= Extrait choisi =
______

871. Puisque Dieu sait tout, il sait également si un homme doit
succomber ou non dans une épreuve ; dès lors, quelle est la nécessité de
cette épreuve, puisqu'elle ne peut rien apprendre à Dieu qu'il ne sache
déjà sur le compte de cet homme ?
« Autant vaudrait demander
pourquoi Dieu n'a pas créé l'homme parfait et accompli (119) ; pourquoi
l'homme passe par l'enfance avant d'arriver à l'état d'adulte (379).
L'épreuve n'a pas pour but d'éclairer Dieu sur le mérite de cet homme,
car Dieu sait parfaitement ce qu'il vaut, mais de laisser à cet homme
toute la responsabilité de son action, puisqu'il est libre de la faire
ou de ne pas la faire. L'homme ayant le choix entre le bien et le mal,
l'épreuve a pour effet de le mettre aux prises avec la tentation du mal
et de lui laisser tout le mérite de la résistance ; or, quoique Dieu
sache très bien d'avance s'il réussira ou non, il ne peut, dans sa
justice, ni le punir ni le récompenser pour un acte qui n'a pas été
accompli. » (258).

______

Entrées enregistrées

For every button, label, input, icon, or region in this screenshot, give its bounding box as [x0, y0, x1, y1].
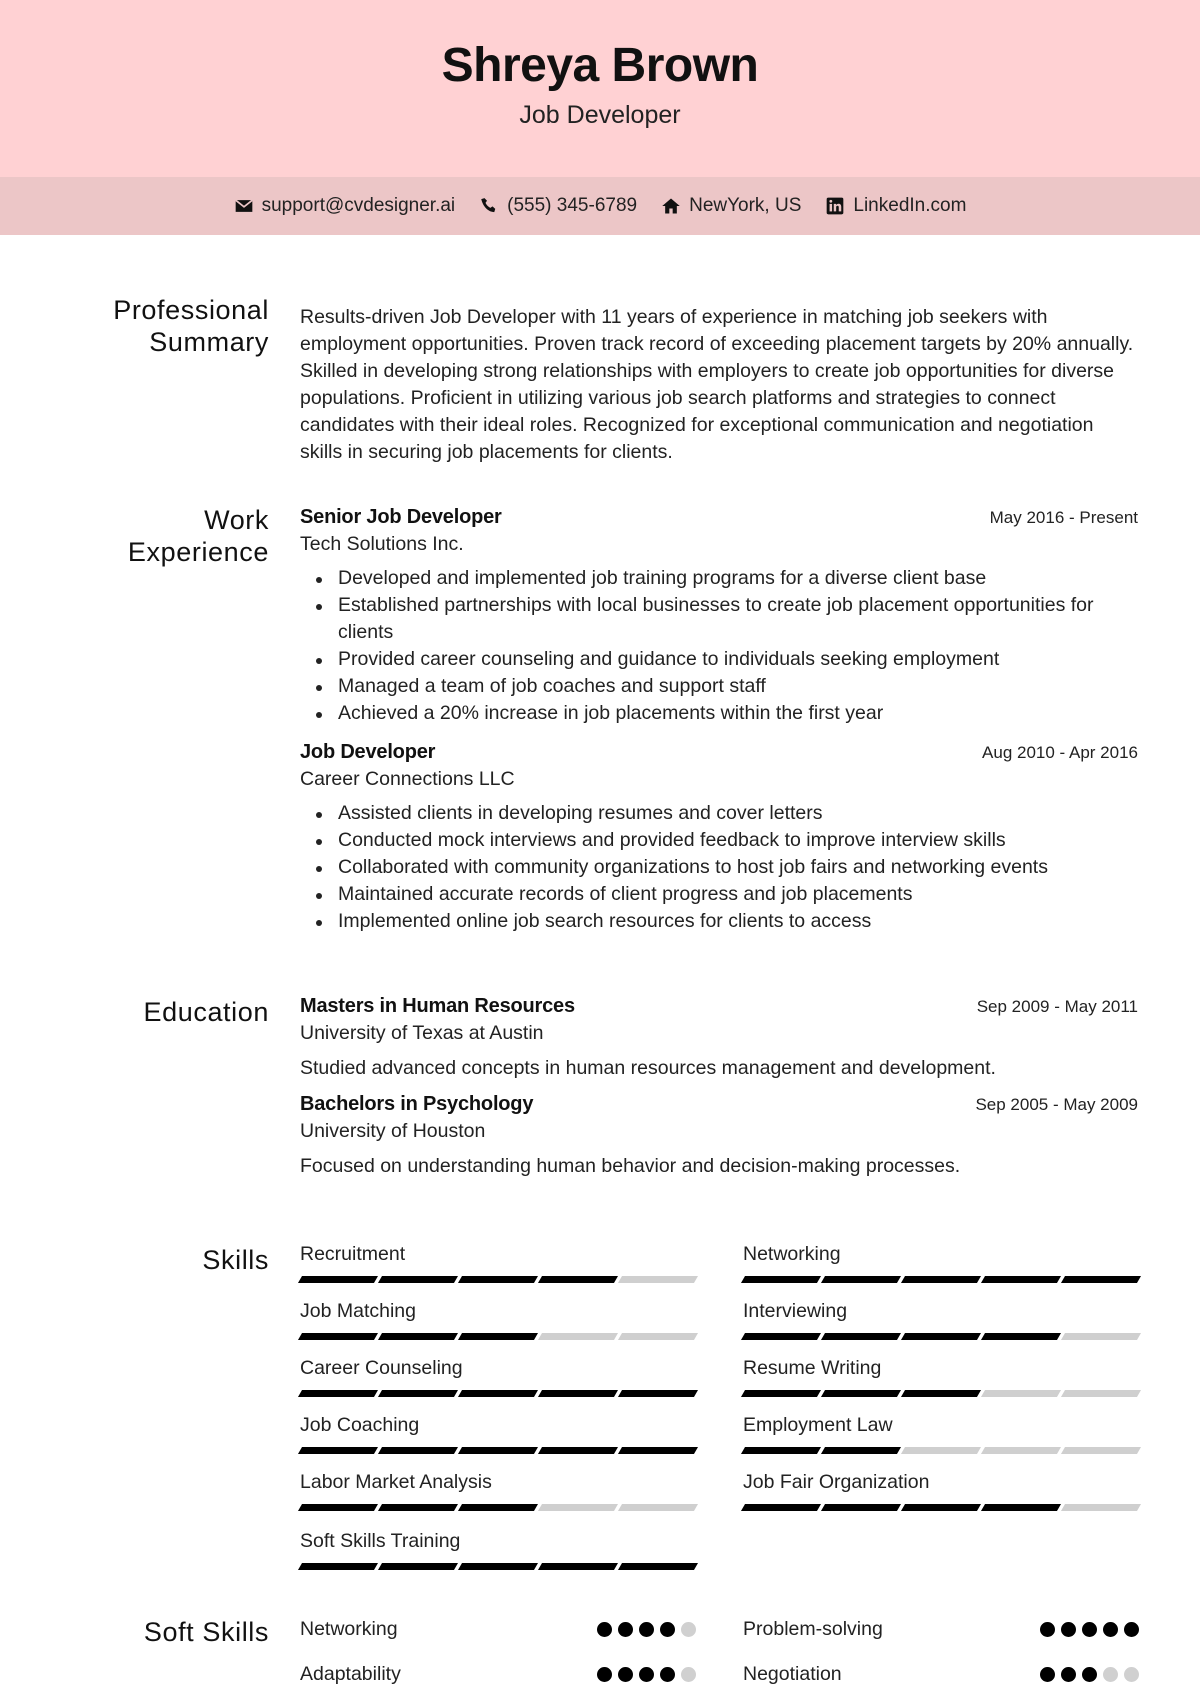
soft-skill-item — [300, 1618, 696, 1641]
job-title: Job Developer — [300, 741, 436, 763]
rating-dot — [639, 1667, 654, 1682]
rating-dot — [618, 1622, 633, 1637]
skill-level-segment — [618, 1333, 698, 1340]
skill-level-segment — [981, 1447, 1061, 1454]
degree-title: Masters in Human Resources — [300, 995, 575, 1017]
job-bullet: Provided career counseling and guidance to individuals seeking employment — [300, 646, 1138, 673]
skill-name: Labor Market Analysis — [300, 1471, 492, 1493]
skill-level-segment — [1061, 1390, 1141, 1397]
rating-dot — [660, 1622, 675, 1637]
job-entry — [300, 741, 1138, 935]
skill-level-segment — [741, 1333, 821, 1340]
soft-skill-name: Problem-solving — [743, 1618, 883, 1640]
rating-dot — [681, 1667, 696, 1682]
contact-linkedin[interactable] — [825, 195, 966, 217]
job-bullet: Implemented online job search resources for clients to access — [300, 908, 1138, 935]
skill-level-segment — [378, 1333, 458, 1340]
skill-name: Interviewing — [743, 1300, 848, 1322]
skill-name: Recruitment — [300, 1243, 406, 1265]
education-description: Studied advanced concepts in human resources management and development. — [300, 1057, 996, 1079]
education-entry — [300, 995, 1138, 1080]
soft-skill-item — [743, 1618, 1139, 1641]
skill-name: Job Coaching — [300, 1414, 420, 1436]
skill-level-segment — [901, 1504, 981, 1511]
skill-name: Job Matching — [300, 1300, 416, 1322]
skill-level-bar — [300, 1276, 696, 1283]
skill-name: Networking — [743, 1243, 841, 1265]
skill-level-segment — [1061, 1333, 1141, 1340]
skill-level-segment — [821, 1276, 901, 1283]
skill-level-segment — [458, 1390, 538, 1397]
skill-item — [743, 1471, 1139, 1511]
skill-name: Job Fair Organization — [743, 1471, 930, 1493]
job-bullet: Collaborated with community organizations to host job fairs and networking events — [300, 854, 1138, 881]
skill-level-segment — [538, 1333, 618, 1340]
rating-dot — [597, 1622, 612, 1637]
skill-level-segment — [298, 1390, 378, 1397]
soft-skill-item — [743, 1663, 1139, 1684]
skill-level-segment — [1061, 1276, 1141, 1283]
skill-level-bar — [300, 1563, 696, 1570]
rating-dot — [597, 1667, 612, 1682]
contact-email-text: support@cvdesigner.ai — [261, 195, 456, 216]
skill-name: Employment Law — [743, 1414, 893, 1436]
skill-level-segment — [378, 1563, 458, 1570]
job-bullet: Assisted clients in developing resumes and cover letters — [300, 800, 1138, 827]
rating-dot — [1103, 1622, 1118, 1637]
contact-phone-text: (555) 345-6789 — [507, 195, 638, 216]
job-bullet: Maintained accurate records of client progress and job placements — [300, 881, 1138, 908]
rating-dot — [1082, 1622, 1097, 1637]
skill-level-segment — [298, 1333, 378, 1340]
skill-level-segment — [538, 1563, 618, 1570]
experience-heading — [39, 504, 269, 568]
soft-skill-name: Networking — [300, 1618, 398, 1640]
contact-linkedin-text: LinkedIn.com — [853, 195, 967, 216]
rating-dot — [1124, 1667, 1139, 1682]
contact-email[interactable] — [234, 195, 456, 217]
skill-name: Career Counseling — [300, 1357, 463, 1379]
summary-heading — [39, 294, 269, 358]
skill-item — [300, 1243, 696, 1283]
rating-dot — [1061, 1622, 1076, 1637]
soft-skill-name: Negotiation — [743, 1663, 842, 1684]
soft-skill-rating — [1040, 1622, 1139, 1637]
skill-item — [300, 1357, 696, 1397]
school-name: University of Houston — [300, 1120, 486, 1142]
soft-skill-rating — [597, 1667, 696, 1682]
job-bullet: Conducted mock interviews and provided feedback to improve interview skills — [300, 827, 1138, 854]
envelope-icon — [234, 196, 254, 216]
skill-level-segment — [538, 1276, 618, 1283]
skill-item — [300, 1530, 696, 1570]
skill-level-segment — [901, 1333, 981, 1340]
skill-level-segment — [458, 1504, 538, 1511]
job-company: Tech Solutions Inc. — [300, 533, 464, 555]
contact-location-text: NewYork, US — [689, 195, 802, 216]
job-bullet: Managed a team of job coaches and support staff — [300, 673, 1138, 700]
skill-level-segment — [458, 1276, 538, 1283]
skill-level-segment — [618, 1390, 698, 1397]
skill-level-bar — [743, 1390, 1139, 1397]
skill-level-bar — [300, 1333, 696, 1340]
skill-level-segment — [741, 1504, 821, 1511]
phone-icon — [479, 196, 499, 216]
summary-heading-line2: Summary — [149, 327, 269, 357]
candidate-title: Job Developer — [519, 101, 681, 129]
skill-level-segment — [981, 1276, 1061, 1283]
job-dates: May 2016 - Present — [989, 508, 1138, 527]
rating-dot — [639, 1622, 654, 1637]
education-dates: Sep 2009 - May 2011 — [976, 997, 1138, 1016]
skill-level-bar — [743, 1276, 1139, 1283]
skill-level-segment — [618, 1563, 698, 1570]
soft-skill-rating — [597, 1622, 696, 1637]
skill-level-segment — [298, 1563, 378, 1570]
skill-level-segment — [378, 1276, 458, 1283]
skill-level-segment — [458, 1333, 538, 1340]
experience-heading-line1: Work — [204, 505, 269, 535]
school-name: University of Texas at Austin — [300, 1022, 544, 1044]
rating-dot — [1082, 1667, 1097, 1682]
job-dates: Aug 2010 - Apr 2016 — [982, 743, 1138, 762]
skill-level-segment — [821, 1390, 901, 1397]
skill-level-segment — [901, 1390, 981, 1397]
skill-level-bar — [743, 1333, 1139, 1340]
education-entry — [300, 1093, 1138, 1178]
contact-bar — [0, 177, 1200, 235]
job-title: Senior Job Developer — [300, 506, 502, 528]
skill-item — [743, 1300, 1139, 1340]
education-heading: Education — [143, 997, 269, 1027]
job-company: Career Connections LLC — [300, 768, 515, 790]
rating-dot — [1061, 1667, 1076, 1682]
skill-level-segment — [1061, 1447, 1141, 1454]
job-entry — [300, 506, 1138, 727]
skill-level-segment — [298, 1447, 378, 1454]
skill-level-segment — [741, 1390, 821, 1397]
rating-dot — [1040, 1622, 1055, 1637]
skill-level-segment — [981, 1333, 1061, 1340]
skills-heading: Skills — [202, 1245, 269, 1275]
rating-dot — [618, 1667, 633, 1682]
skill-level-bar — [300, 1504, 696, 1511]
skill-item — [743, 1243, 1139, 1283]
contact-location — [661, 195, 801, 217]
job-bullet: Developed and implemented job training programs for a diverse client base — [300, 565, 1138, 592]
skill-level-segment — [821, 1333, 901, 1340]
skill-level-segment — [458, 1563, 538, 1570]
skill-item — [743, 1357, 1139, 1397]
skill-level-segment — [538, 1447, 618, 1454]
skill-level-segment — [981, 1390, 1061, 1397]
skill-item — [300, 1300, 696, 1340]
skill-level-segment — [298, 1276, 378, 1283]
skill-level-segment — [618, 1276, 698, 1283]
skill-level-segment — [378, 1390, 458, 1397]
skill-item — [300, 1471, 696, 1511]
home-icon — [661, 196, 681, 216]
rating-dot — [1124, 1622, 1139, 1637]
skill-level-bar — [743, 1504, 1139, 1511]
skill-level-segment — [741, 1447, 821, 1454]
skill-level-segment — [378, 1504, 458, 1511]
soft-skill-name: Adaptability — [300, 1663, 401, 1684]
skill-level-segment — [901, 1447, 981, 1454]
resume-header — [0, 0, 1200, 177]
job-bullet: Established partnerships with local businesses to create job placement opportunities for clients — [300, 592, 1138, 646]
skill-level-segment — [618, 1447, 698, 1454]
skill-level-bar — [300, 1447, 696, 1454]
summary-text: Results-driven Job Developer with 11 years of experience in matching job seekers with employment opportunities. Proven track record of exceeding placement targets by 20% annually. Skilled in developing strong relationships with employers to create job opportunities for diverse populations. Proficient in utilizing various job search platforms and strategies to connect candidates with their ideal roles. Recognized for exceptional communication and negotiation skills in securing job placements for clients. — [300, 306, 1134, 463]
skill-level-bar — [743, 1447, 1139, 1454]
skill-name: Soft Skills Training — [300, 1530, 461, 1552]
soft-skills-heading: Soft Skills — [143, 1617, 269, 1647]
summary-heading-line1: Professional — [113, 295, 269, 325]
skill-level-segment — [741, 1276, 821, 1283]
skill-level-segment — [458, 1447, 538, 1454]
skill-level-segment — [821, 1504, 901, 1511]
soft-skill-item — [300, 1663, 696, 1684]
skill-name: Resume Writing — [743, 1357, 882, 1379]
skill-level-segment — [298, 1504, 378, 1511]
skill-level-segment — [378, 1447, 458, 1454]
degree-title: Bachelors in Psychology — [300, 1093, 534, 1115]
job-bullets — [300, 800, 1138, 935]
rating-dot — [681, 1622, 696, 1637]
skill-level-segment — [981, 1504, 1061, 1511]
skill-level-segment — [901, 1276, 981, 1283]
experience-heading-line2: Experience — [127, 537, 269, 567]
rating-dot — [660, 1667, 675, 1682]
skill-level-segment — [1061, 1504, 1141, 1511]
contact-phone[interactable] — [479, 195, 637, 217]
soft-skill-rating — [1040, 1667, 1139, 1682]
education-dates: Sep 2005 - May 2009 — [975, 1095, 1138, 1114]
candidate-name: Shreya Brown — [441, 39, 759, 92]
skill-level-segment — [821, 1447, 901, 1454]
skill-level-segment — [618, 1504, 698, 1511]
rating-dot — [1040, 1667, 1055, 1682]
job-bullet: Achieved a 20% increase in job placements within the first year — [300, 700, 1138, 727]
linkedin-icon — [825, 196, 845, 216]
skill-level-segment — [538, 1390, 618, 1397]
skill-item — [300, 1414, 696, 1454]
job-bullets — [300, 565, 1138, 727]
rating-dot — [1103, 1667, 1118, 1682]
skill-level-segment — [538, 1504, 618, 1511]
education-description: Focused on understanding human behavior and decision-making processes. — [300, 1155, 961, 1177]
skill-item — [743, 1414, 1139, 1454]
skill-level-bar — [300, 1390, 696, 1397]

______

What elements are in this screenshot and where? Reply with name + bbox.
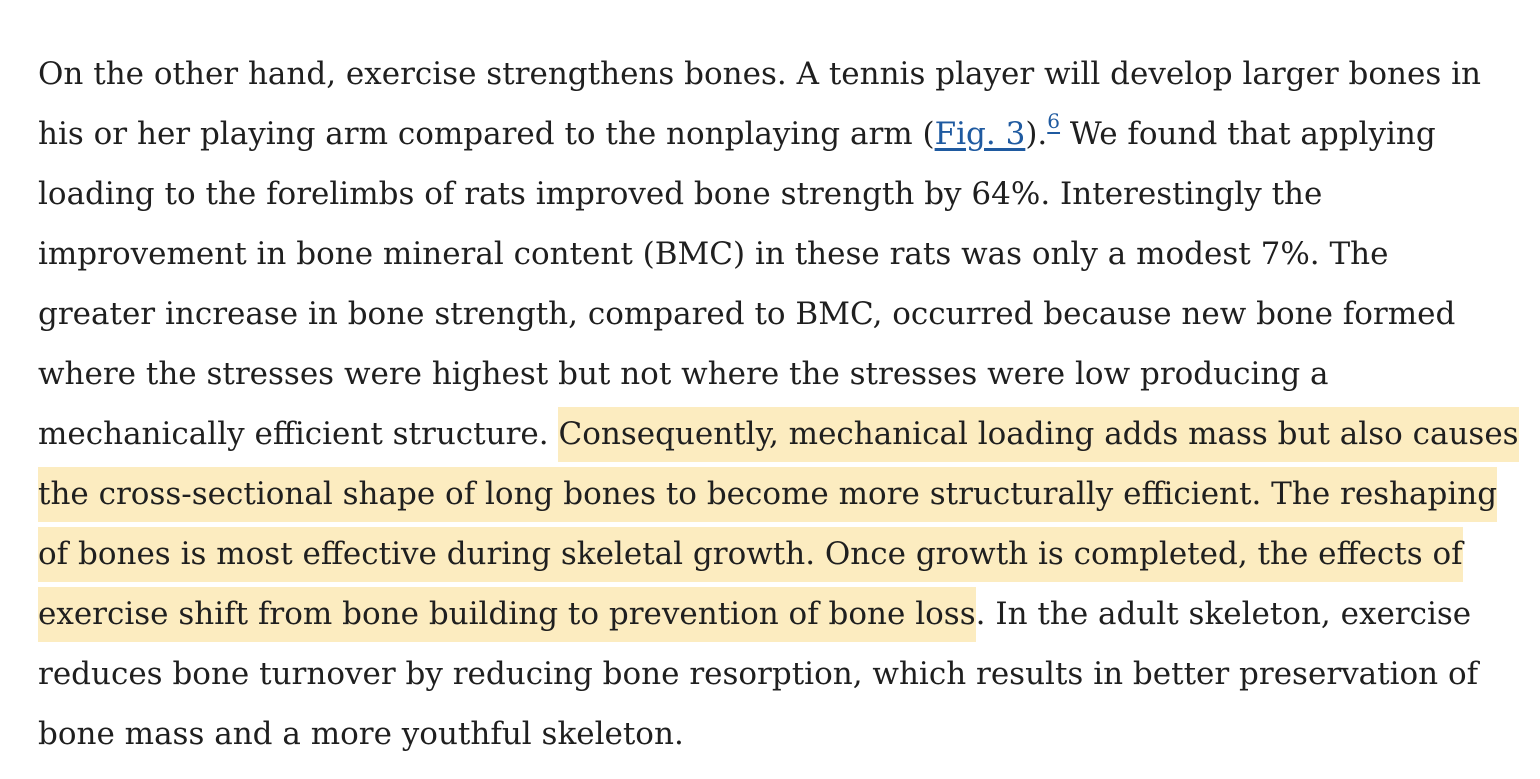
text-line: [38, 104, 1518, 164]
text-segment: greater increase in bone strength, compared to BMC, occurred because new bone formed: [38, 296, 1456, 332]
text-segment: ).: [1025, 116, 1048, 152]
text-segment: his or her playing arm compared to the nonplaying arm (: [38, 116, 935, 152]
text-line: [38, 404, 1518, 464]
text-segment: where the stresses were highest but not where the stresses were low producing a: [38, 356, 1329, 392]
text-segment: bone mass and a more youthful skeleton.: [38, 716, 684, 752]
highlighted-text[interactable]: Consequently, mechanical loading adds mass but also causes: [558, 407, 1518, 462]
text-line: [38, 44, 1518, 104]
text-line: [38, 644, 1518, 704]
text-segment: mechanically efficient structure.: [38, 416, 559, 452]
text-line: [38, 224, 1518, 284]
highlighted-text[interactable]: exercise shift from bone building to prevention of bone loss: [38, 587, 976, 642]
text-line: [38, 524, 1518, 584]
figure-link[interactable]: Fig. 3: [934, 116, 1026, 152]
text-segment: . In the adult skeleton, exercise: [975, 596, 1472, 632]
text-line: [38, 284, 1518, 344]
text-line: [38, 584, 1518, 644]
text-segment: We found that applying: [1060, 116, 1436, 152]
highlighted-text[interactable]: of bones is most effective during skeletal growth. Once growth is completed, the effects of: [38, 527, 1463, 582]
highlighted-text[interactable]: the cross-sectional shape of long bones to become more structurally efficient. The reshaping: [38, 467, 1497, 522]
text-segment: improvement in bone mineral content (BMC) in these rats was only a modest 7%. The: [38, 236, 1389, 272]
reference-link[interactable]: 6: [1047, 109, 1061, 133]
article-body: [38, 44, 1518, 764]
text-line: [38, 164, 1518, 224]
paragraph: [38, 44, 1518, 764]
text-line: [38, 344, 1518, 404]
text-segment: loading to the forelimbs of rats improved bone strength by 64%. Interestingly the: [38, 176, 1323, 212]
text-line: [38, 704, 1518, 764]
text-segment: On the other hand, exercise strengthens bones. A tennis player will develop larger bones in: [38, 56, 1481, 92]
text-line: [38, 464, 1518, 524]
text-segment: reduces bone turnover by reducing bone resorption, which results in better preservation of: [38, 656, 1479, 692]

______

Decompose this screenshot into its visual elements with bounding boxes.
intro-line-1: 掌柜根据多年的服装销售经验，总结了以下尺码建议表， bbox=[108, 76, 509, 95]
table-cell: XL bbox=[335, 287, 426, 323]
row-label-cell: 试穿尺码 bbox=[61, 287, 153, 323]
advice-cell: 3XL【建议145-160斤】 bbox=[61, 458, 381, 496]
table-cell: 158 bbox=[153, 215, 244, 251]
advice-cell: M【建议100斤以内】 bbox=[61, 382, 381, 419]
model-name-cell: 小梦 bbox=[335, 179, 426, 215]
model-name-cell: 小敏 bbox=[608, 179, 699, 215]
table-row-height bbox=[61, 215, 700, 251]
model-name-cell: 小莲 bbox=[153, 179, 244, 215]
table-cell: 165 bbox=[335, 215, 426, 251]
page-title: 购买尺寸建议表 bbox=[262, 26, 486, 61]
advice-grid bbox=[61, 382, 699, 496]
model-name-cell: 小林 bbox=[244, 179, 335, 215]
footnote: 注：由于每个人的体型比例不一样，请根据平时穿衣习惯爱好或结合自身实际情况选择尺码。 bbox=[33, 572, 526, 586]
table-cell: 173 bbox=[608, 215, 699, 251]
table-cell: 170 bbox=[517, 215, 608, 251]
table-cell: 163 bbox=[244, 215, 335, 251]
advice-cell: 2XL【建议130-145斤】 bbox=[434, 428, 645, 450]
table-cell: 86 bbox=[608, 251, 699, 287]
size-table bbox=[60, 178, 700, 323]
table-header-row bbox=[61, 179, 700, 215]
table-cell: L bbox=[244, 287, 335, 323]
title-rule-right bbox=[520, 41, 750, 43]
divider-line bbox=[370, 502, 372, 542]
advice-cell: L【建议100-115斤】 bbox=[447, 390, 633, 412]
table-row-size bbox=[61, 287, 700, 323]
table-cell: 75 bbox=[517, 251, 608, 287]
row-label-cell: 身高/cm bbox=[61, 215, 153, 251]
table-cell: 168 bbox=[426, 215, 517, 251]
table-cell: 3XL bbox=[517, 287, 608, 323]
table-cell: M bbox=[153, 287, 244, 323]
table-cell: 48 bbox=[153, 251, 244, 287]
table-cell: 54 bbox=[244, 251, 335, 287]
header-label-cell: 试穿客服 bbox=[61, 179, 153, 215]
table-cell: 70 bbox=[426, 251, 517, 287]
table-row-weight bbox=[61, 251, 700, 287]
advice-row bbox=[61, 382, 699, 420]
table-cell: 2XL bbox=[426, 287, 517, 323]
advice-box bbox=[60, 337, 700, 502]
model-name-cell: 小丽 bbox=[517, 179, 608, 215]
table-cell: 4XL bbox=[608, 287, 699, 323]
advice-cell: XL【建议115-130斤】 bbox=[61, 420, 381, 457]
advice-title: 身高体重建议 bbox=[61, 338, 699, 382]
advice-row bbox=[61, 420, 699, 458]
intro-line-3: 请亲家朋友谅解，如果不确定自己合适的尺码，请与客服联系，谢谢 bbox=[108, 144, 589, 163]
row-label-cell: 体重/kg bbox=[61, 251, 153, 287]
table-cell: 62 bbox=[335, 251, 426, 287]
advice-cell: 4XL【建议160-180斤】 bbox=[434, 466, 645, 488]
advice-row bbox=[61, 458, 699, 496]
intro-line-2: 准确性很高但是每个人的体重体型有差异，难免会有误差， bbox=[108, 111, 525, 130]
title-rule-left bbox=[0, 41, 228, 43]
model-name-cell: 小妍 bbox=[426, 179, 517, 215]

______

= Consigne A =
Recopiez à l'identique les entrées, en commençant à la ligne qui contient « soft-skill-item — [300, 1618, 696, 1641] » et en vous arrêtant après celle qui contient « degree-title: Masters in ».
= Consigne B =
Prolongez le passage sur l'épreuve et la prescience divine à partir de sa dernière phrase.

= Réponse A =
soft-skill-item — [300, 1618, 696, 1641]
job-title: Job Developer — [300, 741, 436, 763]
rating-dot — [639, 1667, 654, 1682]
rating-dot — [618, 1622, 633, 1637]
skill-level-segment — [618, 1333, 698, 1340]
skill-level-segment — [981, 1447, 1061, 1454]
degree-title: Masters in Human Resources — [300, 995, 575, 1017]

= Réponse B =
Il en est ainsi parmi les hommes.
Quelque capable que soit un aspirant, quelque certitude qu'on ait de le
voir réussir, on ne lui confère aucun grade sans examen, c'est-à-dire
sans épreuve ; de même le juge ne condamne un accusé que sur un acte
consommé et non sur la prévision qu'il peut ou doit consommer cet acte.
Plus on réfléchit aux conséquences qui résulteraient pour l'homme de
la connaissance de l'avenir, plus on voit combien la Providence a été
sage de le lui cacher. La certitude d'un événement heureux le plongerait
dans l'inaction ; celle d'un événement malheureux, dans le
découragement ; dans l'un et l'autre cas ses forces seraient paralysées.
C'est pourquoi l'avenir n'est montré à l'homme que comme un but
qu'il doit atteindre par ses efforts, mais sans connaître la filière
par laquelle il doit passer pour l'atteindre. La connaissance de tous
les incidents de la route lui ôterait son initiative et l'usage de son
libre arbitre ; il se laisserait entraîner à la pente fatale des
événements, sans exercer ses facultés. Quand le succès d'une chose est
assuré, on ne s'en préoccupe plus.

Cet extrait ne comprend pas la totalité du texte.